* [Extract]
· · · · · · ·

Cascade of errors ended space mission, inquiry finds

An official inquiry has blamed a computer-programming error for the loss of the Mars Global Surveyor spacecraft in November 2006.

In June 2006, new instructions sent to the spacecraft about what to do in certain special contingencies were mistakenly stored in the wrong memory address. Five months later, this led to a problem with the spacecraft's solar arrays. In responding to the problem, the spacecraft repositioned itself in such a way that one of its batteries overheated, while at the same time its main communication antenna turned away from Earth. The combination proved fatal.

The inquiry concludes that the spacecraft team had followed approved procedures, but that these weren't up to the task; equivalent procedures for other missions are being reviewed. The board also noted that cuts in budget and staff over the spacecraft's ten-year stint in orbit increased the risk that such things might happen.

Questions raised over 'cloned wolf' paper

The journal Cloning and Stem Cells has removed a paper announcing the cloning of wolves from its website (M. K. Kim et al. Cloning and Stem Cells 9, 130–137; 2007) pending the outcome of an investigation by Seoul National University.

· · · · · · ·

* [Listed records]

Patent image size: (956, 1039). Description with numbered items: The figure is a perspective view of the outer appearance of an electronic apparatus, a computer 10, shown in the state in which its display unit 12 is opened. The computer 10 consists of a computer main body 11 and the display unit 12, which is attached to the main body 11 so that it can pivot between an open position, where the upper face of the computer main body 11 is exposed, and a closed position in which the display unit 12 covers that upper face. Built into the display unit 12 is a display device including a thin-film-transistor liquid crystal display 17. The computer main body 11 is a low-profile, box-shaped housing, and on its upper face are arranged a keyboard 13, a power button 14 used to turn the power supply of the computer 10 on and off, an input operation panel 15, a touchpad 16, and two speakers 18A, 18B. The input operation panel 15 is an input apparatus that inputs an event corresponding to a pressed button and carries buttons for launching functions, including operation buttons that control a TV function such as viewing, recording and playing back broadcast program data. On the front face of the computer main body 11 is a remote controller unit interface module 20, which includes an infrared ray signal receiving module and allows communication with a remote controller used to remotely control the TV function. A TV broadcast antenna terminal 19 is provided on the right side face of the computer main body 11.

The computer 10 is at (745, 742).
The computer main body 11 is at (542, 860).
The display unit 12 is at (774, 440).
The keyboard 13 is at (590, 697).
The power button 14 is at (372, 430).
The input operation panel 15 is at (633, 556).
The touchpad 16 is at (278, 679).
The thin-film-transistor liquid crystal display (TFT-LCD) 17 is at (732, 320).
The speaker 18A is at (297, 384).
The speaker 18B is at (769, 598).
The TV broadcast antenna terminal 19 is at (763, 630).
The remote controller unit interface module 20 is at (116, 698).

· · · · · · ·

* [Questions]
A. In the news extract, shorten the paragraph beginning "In June 2006, new instructions" into a bulleted list that keeps its main facts.
B. Transcribe the stretch of the news extract from "In June 2006, new" through "things might happen.".

* [Solutions per task]
A.
- June 2006: new contingency instructions sent to the spacecraft were stored in the wrong memory address.
- Five months later, this caused a problem with the solar arrays.
- The spacecraft's repositioning in response overheated one battery and turned its main antenna away from Earth.
- This combination proved fatal.

B.
In June 2006, new instructions sent to the spacecraft about what to do in certain special contingencies were mistakenly stored in the wrong memory address. Five months later, this led to a problem with the spacecraft's solar arrays. In responding to the problem, the spacecraft repositioned itself in such a way that one of its batteries overheated, while at the same time its main communication antenna turned away from Earth. The combination proved fatal.

The inquiry concludes that the spacecraft team had followed approved procedures, but that these weren't up to the task; equivalent procedures for other missions are being reviewed. The board also noted that cuts in budget and staff over the spacecraft's ten-year stint in orbit increased the risk that such things might happen.